▶ **GOAL**: Your task is to print the material below exactly as presented.

(Saved entries)
::::::

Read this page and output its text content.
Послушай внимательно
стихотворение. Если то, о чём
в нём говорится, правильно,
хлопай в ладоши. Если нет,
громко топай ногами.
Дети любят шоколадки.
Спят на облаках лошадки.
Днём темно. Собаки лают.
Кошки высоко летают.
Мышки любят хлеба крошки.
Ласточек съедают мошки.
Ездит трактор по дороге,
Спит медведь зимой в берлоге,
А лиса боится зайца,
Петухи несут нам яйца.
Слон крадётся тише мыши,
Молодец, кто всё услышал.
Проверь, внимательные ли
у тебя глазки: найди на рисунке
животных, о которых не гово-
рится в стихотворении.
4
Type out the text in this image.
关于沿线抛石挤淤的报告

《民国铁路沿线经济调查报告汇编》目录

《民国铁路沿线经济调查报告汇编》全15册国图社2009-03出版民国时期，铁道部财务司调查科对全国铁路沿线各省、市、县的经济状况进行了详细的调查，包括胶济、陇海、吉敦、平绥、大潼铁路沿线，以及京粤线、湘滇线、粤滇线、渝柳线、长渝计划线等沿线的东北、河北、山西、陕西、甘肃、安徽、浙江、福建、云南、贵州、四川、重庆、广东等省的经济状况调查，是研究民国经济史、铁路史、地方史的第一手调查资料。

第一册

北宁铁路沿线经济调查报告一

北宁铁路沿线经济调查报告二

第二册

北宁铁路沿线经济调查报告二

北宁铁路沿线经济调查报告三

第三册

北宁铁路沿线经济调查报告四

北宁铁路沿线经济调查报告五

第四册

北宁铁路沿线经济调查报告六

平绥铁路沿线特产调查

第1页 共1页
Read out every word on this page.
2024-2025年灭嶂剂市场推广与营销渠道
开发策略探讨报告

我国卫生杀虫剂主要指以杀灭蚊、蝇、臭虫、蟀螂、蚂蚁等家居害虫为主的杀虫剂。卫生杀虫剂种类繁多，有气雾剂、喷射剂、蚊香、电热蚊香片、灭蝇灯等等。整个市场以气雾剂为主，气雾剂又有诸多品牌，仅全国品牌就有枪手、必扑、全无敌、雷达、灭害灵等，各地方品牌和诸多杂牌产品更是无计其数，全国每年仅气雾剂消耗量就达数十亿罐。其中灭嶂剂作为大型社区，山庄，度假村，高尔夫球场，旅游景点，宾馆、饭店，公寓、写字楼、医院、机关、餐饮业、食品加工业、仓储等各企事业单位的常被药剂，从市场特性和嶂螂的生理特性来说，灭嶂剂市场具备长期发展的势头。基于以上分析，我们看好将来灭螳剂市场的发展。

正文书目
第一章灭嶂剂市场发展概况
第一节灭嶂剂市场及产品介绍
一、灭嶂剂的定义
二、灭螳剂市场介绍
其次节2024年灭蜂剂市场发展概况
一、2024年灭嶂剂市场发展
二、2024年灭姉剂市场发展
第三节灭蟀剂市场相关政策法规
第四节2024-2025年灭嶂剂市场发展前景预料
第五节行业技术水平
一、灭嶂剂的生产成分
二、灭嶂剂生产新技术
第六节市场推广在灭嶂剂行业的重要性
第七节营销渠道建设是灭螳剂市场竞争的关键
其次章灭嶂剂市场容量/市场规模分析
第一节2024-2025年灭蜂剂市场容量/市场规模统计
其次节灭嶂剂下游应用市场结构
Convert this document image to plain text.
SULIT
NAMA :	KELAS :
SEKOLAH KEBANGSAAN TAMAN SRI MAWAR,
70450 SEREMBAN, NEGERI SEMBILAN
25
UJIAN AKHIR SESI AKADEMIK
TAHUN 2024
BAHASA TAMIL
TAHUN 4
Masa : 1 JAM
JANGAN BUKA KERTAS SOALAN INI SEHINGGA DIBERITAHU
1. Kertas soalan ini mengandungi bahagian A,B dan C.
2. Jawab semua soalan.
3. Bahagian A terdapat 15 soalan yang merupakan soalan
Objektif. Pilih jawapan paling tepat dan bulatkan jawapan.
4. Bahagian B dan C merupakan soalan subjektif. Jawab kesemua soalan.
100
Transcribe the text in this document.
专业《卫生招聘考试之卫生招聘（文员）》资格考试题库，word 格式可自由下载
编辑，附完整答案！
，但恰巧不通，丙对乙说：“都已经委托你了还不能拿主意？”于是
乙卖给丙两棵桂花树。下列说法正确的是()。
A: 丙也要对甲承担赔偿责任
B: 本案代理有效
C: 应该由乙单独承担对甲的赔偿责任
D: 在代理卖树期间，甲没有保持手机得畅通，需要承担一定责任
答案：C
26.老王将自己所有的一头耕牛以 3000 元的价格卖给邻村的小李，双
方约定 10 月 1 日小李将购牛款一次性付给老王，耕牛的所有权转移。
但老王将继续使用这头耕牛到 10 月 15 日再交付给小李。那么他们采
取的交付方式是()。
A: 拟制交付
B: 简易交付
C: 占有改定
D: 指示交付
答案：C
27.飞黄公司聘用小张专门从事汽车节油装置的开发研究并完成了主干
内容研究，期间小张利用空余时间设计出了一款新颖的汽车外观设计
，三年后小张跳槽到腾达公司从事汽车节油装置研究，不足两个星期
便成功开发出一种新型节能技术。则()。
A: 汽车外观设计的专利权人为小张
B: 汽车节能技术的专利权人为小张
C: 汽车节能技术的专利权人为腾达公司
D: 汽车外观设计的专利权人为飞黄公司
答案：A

::::::

▶ **THE OUTPUT**:
Read this page and output its text content.
Послушай внимательно
стихотворение. Если то, о чём
в нём говорится, правильно,
хлопай в ладоши. Если нет,
громко топай ногами.
Дети любят шоколадки.
Спят на облаках лошадки.
Днём темно. Собаки лают.
Кошки высоко летают.
Мышки любят хлеба крошки.
Ласточек съедают мошки.
Ездит трактор по дороге,
Спит медведь зимой в берлоге,
А лиса боится зайца,
Петухи несут нам яйца.
Слон крадётся тише мыши,
Молодец, кто всё услышал.
Проверь, внимательные ли
у тебя глазки: найди на рисунке
животных, о которых не гово-
рится в стихотворении.
4
Type out the text in this image.
关于沿线抛石挤淤的报告

《民国铁路沿线经济调查报告汇编》目录

《民国铁路沿线经济调查报告汇编》全15册国图社2009-03出版民国时期，铁道部财务司调查科对全国铁路沿线各省、市、县的经济状况进行了详细的调查，包括胶济、陇海、吉敦、平绥、大潼铁路沿线，以及京粤线、湘滇线、粤滇线、渝柳线、长渝计划线等沿线的东北、河北、山西、陕西、甘肃、安徽、浙江、福建、云南、贵州、四川、重庆、广东等省的经济状况调查，是研究民国经济史、铁路史、地方史的第一手调查资料。

第一册

北宁铁路沿线经济调查报告一

北宁铁路沿线经济调查报告二

第二册

北宁铁路沿线经济调查报告二

北宁铁路沿线经济调查报告三

第三册

北宁铁路沿线经济调查报告四

北宁铁路沿线经济调查报告五

第四册

北宁铁路沿线经济调查报告六

平绥铁路沿线特产调查

第1页 共1页
Read out every word on this page.
2024-2025年灭嶂剂市场推广与营销渠道
开发策略探讨报告

我国卫生杀虫剂主要指以杀灭蚊、蝇、臭虫、蟀螂、蚂蚁等家居害虫为主的杀虫剂。卫生杀虫剂种类繁多，有气雾剂、喷射剂、蚊香、电热蚊香片、灭蝇灯等等。整个市场以气雾剂为主，气雾剂又有诸多品牌，仅全国品牌就有枪手、必扑、全无敌、雷达、灭害灵等，各地方品牌和诸多杂牌产品更是无计其数，全国每年仅气雾剂消耗量就达数十亿罐。其中灭嶂剂作为大型社区，山庄，度假村，高尔夫球场，旅游景点，宾馆、饭店，公寓、写字楼、医院、机关、餐饮业、食品加工业、仓储等各企事业单位的常被药剂，从市场特性和嶂螂的生理特性来说，灭嶂剂市场具备长期发展的势头。基于以上分析，我们看好将来灭螳剂市场的发展。

正文书目
第一章灭嶂剂市场发展概况
第一节灭嶂剂市场及产品介绍
一、灭嶂剂的定义
二、灭螳剂市场介绍
其次节2024年灭蜂剂市场发展概况
一、2024年灭嶂剂市场发展
二、2024年灭姉剂市场发展
第三节灭蟀剂市场相关政策法规
第四节2024-2025年灭嶂剂市场发展前景预料
第五节行业技术水平
一、灭嶂剂的生产成分
二、灭嶂剂生产新技术
第六节市场推广在灭嶂剂行业的重要性
第七节营销渠道建设是灭螳剂市场竞争的关键
其次章灭嶂剂市场容量/市场规模分析
第一节2024-2025年灭蜂剂市场容量/市场规模统计
其次节灭嶂剂下游应用市场结构
Convert this document image to plain text.
SULIT
NAMA :	KELAS :
SEKOLAH KEBANGSAAN TAMAN SRI MAWAR,
70450 SEREMBAN, NEGERI SEMBILAN
25
UJIAN AKHIR SESI AKADEMIK
TAHUN 2024
BAHASA TAMIL
TAHUN 4
Masa : 1 JAM
JANGAN BUKA KERTAS SOALAN INI SEHINGGA DIBERITAHU
1. Kertas soalan ini mengandungi bahagian A,B dan C.
2. Jawab semua soalan.
3. Bahagian A terdapat 15 soalan yang merupakan soalan
Objektif. Pilih jawapan paling tepat dan bulatkan jawapan.
4. Bahagian B dan C merupakan soalan subjektif. Jawab kesemua soalan.
100
Transcribe the text in this document.
专业《卫生招聘考试之卫生招聘（文员）》资格考试题库，word 格式可自由下载
编辑，附完整答案！
，但恰巧不通，丙对乙说：“都已经委托你了还不能拿主意？”于是
乙卖给丙两棵桂花树。下列说法正确的是()。
A: 丙也要对甲承担赔偿责任
B: 本案代理有效
C: 应该由乙单独承担对甲的赔偿责任
D: 在代理卖树期间，甲没有保持手机得畅通，需要承担一定责任
答案：C
26.老王将自己所有的一头耕牛以 3000 元的价格卖给邻村的小李，双
方约定 10 月 1 日小李将购牛款一次性付给老王，耕牛的所有权转移。
但老王将继续使用这头耕牛到 10 月 15 日再交付给小李。那么他们采
取的交付方式是()。
A: 拟制交付
B: 简易交付
C: 占有改定
D: 指示交付
答案：C
27.飞黄公司聘用小张专门从事汽车节油装置的开发研究并完成了主干
内容研究，期间小张利用空余时间设计出了一款新颖的汽车外观设计
，三年后小张跳槽到腾达公司从事汽车节油装置研究，不足两个星期
便成功开发出一种新型节能技术。则()。
A: 汽车外观设计的专利权人为小张
B: 汽车节能技术的专利权人为小张
C: 汽车节能技术的专利权人为腾达公司
D: 汽车外观设计的专利权人为飞黄公司
答案：A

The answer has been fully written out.